> [Written exercise]: Give only the number of lines in the records that include the string "ylabel".

++++ Data in this exercise ++++

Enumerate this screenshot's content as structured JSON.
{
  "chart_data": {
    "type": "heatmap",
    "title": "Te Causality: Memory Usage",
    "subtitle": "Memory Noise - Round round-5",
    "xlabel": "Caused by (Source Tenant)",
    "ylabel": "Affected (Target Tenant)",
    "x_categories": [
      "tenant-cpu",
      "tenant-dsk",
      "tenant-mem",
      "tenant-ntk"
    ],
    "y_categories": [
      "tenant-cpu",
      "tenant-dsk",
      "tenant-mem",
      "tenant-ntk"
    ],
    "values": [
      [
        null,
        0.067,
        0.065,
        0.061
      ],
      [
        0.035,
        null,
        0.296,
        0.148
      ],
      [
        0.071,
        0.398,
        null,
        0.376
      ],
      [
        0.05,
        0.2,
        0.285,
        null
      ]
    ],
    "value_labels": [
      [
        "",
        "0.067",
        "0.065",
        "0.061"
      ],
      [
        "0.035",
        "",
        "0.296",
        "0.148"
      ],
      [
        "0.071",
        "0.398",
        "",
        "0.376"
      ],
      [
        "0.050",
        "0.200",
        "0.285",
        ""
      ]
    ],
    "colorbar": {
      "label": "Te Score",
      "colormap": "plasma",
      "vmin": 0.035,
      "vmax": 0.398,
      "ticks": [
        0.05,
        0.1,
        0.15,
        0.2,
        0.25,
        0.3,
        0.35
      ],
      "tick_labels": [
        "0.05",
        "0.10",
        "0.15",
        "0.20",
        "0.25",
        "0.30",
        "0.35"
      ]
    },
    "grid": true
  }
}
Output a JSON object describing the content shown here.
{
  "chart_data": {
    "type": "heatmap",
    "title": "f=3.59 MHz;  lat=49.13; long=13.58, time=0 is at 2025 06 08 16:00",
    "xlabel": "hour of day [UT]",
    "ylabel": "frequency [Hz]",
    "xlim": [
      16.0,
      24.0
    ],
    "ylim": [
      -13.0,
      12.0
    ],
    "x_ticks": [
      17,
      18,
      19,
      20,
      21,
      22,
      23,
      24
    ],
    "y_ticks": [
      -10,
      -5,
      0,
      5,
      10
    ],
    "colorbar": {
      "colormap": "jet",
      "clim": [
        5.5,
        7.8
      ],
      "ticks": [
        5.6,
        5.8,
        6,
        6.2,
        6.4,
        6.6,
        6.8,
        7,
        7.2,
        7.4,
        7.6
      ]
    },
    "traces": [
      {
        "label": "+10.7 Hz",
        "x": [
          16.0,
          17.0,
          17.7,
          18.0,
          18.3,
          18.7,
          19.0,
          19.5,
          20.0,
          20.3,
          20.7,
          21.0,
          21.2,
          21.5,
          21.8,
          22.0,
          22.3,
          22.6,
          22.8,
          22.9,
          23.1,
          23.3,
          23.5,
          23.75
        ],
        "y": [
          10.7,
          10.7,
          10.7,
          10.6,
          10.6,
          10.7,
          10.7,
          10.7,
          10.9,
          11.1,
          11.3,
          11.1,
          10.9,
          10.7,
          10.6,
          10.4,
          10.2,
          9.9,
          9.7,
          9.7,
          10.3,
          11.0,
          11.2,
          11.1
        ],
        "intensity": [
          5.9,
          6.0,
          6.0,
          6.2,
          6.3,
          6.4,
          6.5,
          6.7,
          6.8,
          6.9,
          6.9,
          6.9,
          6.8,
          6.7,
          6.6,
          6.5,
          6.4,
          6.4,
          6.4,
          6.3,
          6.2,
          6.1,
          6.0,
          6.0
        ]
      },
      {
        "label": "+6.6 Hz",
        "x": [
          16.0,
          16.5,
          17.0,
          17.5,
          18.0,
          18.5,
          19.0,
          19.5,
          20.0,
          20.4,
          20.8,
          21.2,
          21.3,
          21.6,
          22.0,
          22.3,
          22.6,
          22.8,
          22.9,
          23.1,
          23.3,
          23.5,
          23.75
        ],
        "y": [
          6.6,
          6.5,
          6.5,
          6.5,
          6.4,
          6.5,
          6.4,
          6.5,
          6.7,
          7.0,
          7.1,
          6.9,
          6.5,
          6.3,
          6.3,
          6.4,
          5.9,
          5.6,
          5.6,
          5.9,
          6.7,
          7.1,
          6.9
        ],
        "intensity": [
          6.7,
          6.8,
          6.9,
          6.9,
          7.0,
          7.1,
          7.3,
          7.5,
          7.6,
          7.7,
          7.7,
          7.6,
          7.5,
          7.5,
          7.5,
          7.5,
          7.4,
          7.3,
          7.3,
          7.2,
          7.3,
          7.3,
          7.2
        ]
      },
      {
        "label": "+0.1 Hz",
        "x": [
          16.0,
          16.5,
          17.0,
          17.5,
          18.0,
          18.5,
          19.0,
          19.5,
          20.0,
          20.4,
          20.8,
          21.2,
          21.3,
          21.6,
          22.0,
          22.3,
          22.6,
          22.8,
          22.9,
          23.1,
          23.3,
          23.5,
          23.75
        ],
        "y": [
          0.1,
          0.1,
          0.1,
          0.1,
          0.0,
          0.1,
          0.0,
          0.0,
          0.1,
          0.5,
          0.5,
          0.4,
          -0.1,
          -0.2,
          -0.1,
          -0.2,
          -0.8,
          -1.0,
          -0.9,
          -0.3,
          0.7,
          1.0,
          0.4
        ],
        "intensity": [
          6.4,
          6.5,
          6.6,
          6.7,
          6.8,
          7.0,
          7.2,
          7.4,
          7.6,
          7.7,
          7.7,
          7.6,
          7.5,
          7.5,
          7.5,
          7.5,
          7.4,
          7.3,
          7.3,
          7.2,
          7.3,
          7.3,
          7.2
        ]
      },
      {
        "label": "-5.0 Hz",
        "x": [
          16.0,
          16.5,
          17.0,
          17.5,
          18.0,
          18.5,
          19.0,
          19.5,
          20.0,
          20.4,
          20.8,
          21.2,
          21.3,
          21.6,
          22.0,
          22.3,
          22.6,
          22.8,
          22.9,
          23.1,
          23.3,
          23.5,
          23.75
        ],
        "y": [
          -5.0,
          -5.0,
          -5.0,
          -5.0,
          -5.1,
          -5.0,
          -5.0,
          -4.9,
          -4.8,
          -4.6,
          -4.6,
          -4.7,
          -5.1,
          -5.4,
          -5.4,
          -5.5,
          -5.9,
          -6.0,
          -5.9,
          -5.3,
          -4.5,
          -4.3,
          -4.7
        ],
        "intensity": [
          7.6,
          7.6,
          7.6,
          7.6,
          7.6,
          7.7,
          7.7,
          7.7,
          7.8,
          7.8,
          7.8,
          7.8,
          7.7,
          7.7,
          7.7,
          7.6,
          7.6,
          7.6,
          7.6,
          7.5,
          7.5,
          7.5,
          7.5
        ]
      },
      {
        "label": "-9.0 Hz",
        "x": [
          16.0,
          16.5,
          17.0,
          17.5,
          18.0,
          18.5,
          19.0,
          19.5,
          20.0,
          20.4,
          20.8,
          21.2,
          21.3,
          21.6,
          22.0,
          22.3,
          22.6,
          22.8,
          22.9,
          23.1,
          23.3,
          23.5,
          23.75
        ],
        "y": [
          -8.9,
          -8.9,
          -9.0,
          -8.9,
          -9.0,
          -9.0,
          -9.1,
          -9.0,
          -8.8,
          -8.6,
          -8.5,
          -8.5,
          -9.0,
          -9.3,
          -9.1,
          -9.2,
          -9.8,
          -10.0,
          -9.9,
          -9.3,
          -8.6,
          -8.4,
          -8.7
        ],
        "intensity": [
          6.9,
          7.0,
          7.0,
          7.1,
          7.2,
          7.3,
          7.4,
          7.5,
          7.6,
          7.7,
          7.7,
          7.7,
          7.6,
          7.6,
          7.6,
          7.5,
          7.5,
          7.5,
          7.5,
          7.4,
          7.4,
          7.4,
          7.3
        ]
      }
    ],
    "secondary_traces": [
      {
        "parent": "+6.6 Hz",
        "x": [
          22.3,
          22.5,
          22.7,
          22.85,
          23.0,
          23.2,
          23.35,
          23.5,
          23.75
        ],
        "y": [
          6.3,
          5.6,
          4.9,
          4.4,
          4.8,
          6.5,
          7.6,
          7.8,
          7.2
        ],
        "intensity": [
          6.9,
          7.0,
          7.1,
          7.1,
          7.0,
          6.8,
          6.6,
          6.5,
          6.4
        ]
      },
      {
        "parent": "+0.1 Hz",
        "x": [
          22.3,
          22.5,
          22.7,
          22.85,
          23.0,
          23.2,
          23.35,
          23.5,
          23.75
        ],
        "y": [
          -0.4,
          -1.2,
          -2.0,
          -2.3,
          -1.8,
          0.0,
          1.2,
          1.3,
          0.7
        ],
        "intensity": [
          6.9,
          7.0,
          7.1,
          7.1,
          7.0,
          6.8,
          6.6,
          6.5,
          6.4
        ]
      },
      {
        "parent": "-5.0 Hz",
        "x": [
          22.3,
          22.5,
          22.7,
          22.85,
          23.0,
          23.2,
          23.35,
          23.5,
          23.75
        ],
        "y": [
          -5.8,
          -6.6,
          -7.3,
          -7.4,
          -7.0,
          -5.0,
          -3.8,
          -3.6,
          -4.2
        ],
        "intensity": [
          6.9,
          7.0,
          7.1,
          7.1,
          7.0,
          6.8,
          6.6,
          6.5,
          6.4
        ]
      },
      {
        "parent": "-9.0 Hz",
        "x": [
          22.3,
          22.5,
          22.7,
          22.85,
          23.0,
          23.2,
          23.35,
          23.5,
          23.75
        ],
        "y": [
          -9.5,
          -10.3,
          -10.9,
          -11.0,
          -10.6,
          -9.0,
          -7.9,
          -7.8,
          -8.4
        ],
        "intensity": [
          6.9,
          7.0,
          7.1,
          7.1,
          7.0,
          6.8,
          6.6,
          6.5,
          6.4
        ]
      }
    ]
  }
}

++++

> [Correct result]: 2